» Task objective
Of the lines in the data below, count the ones holding the string "Temperature", and answer with that number only.

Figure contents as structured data
----

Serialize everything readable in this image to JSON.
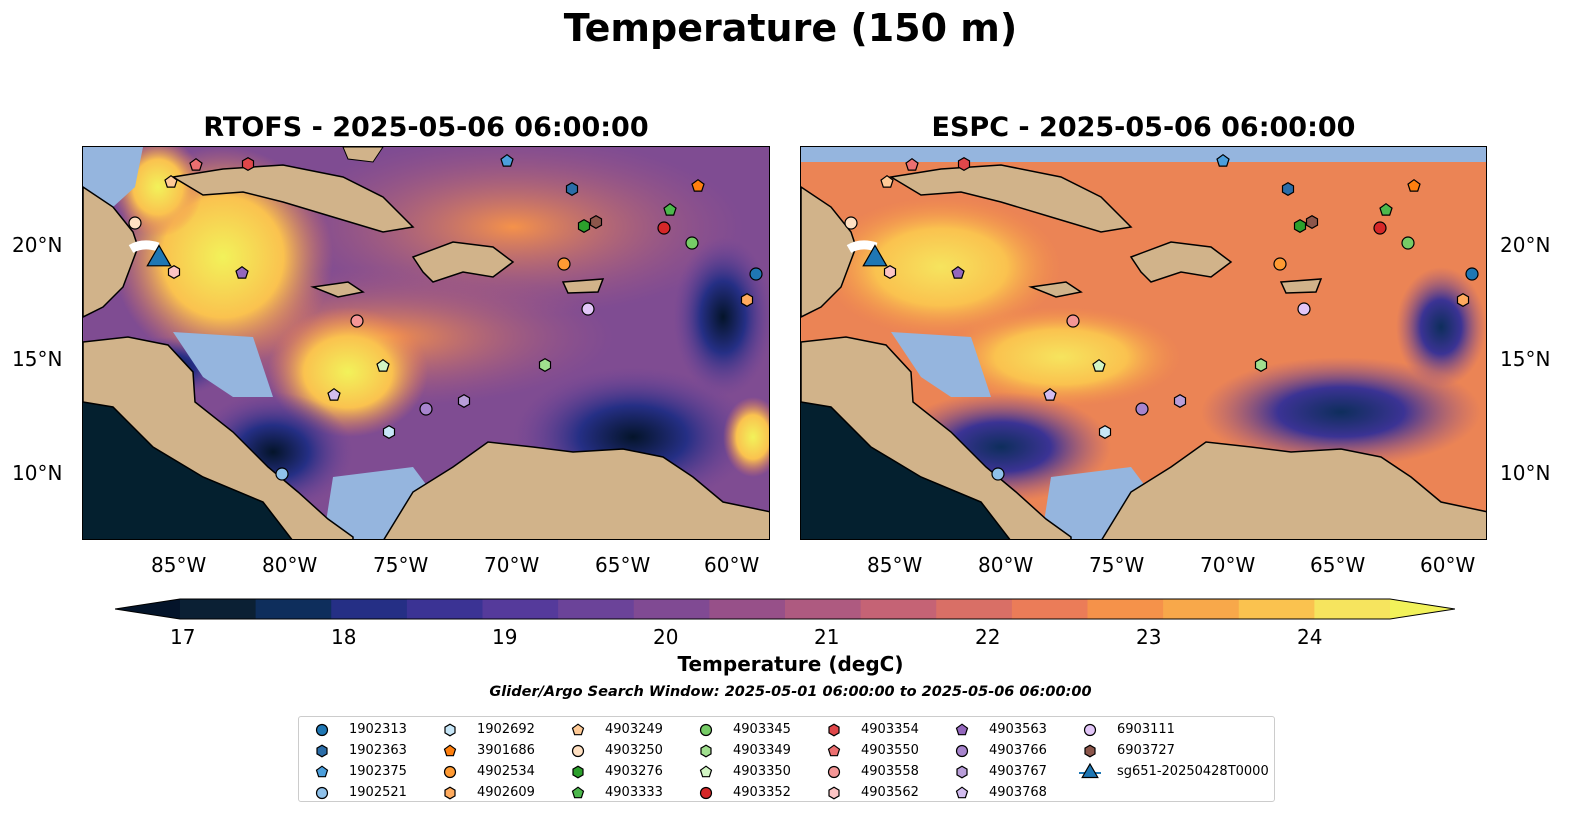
{
  "title": "Temperature (150 m)",
  "panels": [
    {
      "title": "RTOFS - 2025-05-06 06:00:00"
    },
    {
      "title": "ESPC - 2025-05-06 06:00:00"
    }
  ],
  "axes": {
    "lon_ticks": [
      "85°W",
      "80°W",
      "75°W",
      "70°W",
      "65°W",
      "60°W"
    ],
    "lat_ticks": [
      "20°N",
      "15°N",
      "10°N"
    ]
  },
  "colorbar": {
    "label": "Temperature (degC)",
    "ticks": [
      "17",
      "18",
      "19",
      "20",
      "21",
      "22",
      "23",
      "24"
    ],
    "colors": [
      "#0b2034",
      "#0e2e5c",
      "#252f85",
      "#3b3394",
      "#553a9b",
      "#6b4399",
      "#804a93",
      "#975089",
      "#ae5a80",
      "#c56375",
      "#d96f66",
      "#eb7c58",
      "#f5924a",
      "#f8a84a",
      "#fac24f",
      "#f6e45e"
    ],
    "min_color": "#04142a",
    "max_color": "#f2f25a"
  },
  "search_window": "Glider/Argo Search Window: 2025-05-01 06:00:00 to 2025-05-06 06:00:00",
  "legend": {
    "items": [
      {
        "label": "1902313",
        "marker": "circle",
        "color": "#1f77b4"
      },
      {
        "label": "1902363",
        "marker": "hexagon",
        "color": "#2b6da8"
      },
      {
        "label": "1902375",
        "marker": "pentagon",
        "color": "#4c9fdc"
      },
      {
        "label": "1902521",
        "marker": "circle",
        "color": "#8fc1ea"
      },
      {
        "label": "1902692",
        "marker": "hexagon",
        "color": "#c7e6f7"
      },
      {
        "label": "3901686",
        "marker": "pentagon",
        "color": "#ff7f0e"
      },
      {
        "label": "4902534",
        "marker": "circle",
        "color": "#ff9a33"
      },
      {
        "label": "4902609",
        "marker": "hexagon",
        "color": "#ffab5e"
      },
      {
        "label": "4903249",
        "marker": "pentagon",
        "color": "#ffca96"
      },
      {
        "label": "4903250",
        "marker": "circle",
        "color": "#ffe0c2"
      },
      {
        "label": "4903276",
        "marker": "hexagon",
        "color": "#2ca02c"
      },
      {
        "label": "4903333",
        "marker": "pentagon",
        "color": "#4cb84c"
      },
      {
        "label": "4903345",
        "marker": "circle",
        "color": "#76cc66"
      },
      {
        "label": "4903349",
        "marker": "hexagon",
        "color": "#a0df8e"
      },
      {
        "label": "4903350",
        "marker": "pentagon",
        "color": "#d2f5c4"
      },
      {
        "label": "4903352",
        "marker": "circle",
        "color": "#d62728"
      },
      {
        "label": "4903354",
        "marker": "hexagon",
        "color": "#e0474a"
      },
      {
        "label": "4903550",
        "marker": "pentagon",
        "color": "#ec6f70"
      },
      {
        "label": "4903558",
        "marker": "circle",
        "color": "#f49696"
      },
      {
        "label": "4903562",
        "marker": "hexagon",
        "color": "#fcc4c4"
      },
      {
        "label": "4903563",
        "marker": "pentagon",
        "color": "#9467bd"
      },
      {
        "label": "4903766",
        "marker": "circle",
        "color": "#a784cd"
      },
      {
        "label": "4903767",
        "marker": "hexagon",
        "color": "#b99ed9"
      },
      {
        "label": "4903768",
        "marker": "pentagon",
        "color": "#d3bdf0"
      },
      {
        "label": "6903111",
        "marker": "circle",
        "color": "#e2c6f8"
      },
      {
        "label": "6903727",
        "marker": "hexagon",
        "color": "#8c564b"
      },
      {
        "label": "sg651-20250428T0000",
        "marker": "triangle",
        "color": "#1f77b4"
      }
    ]
  }
}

----

» Exercise answer
2